■ WHAT THE EXERCISE ASKS:
Pull out every line below that contains the word "grid".
───── INFORMATION PROVIDED
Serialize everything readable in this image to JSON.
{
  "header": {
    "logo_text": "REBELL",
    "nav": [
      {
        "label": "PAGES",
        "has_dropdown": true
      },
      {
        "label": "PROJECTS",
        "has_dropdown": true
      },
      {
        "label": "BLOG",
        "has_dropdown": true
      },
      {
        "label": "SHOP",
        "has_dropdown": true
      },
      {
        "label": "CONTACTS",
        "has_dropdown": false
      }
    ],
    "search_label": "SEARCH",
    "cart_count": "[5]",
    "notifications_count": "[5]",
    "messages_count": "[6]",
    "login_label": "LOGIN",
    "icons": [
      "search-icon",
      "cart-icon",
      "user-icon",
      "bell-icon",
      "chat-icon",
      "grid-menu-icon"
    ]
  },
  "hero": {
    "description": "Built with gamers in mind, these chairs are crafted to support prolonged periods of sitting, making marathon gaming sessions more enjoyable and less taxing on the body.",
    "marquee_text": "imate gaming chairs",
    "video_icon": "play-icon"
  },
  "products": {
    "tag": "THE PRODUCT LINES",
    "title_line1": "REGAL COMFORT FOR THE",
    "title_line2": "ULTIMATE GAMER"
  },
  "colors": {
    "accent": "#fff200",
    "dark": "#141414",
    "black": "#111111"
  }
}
──────────
───── INFORMATION PROVIDED
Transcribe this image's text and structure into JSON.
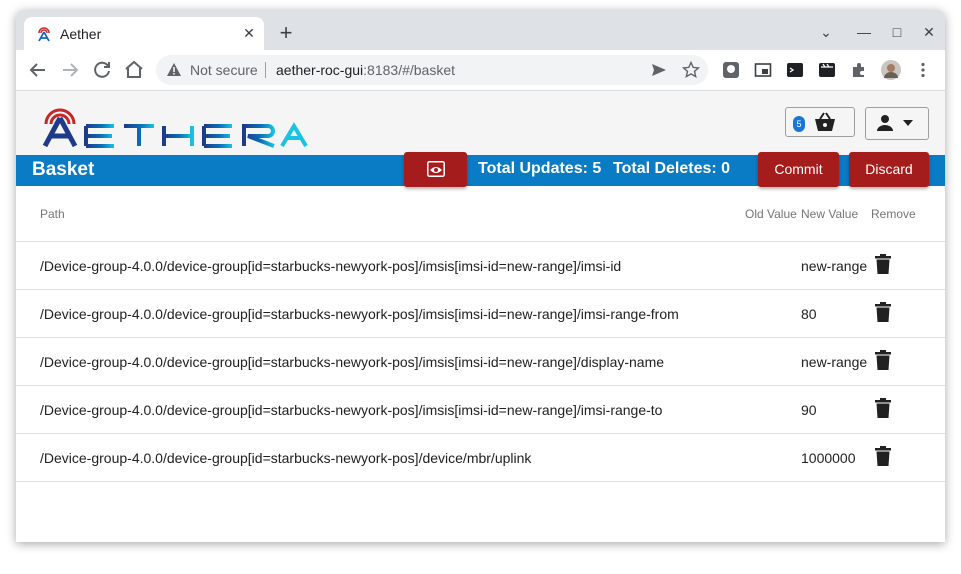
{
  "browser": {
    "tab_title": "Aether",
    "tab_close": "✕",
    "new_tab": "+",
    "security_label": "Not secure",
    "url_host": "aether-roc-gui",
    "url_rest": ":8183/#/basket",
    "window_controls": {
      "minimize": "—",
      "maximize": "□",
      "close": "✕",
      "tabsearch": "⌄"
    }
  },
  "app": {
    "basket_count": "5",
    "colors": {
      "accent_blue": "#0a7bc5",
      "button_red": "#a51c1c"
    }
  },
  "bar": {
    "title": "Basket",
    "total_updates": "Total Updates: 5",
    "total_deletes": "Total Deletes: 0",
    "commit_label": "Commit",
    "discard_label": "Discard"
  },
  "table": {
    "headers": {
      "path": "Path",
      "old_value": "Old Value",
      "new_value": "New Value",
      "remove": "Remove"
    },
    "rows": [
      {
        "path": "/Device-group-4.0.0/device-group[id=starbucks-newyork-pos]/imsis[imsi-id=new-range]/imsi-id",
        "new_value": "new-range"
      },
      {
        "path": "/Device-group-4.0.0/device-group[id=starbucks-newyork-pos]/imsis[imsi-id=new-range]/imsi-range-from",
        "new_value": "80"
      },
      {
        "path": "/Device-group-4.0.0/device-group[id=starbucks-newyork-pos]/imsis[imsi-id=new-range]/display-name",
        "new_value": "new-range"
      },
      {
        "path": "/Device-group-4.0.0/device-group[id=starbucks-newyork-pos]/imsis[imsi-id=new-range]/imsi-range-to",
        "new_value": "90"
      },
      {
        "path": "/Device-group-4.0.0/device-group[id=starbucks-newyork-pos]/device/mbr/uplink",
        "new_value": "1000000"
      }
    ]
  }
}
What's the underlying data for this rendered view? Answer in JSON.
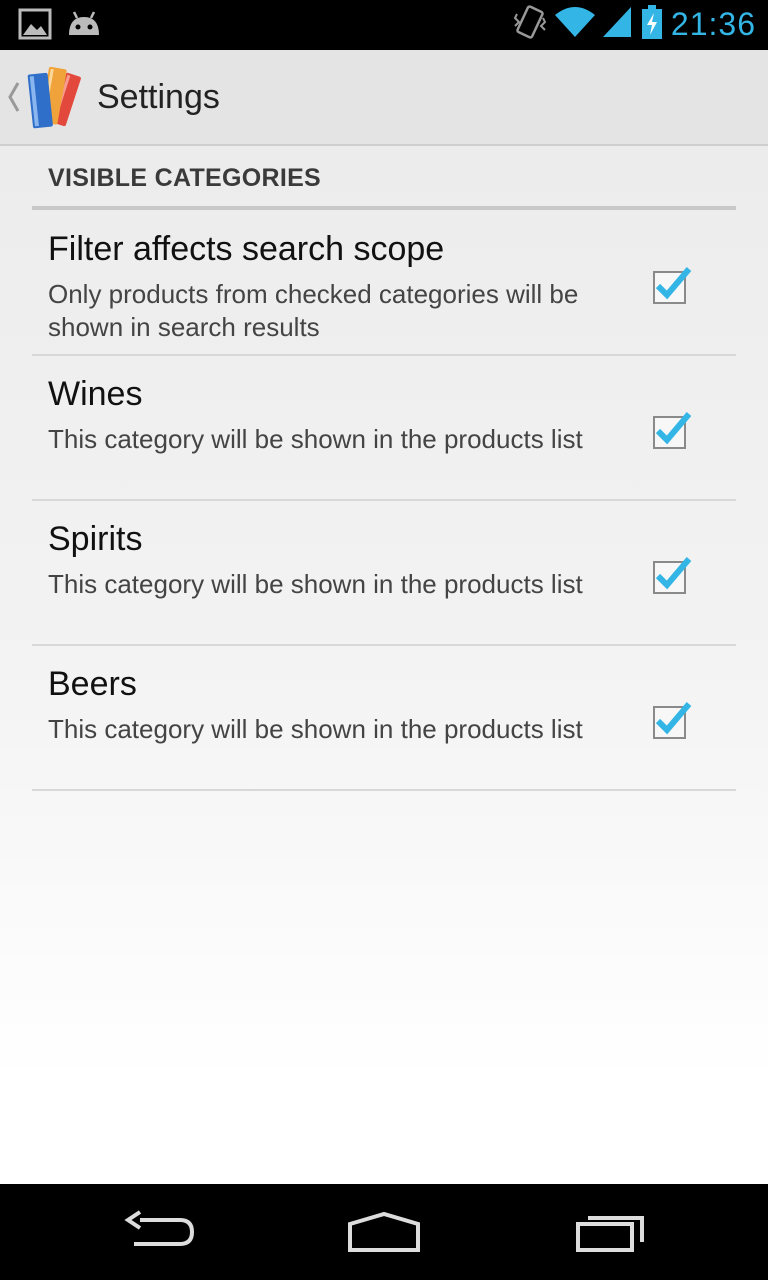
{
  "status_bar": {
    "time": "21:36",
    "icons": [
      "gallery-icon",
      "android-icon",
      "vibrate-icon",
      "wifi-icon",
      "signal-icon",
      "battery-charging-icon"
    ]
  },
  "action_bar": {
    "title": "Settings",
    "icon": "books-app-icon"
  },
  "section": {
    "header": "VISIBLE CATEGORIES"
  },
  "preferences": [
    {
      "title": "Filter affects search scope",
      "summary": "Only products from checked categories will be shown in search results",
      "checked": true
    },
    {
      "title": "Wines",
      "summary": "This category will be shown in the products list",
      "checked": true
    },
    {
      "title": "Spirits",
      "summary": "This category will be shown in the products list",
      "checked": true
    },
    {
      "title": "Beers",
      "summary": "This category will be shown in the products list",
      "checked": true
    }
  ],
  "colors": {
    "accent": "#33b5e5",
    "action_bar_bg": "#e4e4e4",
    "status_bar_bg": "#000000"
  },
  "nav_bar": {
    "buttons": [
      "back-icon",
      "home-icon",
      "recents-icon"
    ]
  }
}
──────────
───── INFORMATION PROVIDED
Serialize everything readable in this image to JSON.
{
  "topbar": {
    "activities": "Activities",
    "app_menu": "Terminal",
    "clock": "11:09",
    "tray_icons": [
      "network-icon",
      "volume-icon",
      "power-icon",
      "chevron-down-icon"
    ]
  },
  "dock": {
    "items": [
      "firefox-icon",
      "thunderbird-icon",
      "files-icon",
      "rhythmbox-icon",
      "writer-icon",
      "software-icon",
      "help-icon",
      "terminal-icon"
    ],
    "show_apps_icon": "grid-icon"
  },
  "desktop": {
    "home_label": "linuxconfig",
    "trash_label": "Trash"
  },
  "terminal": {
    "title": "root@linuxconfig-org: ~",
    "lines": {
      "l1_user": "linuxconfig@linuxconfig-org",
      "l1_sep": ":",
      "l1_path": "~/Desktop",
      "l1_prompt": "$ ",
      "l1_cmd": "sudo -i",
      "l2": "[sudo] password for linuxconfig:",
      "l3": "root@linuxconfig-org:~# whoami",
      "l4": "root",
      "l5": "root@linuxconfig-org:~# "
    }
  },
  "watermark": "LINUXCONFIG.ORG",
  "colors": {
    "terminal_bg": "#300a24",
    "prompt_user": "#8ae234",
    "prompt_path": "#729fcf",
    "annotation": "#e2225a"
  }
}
──────────
■ REPLY:
      "grid-menu-icon"
    "show_apps_icon": "grid-icon"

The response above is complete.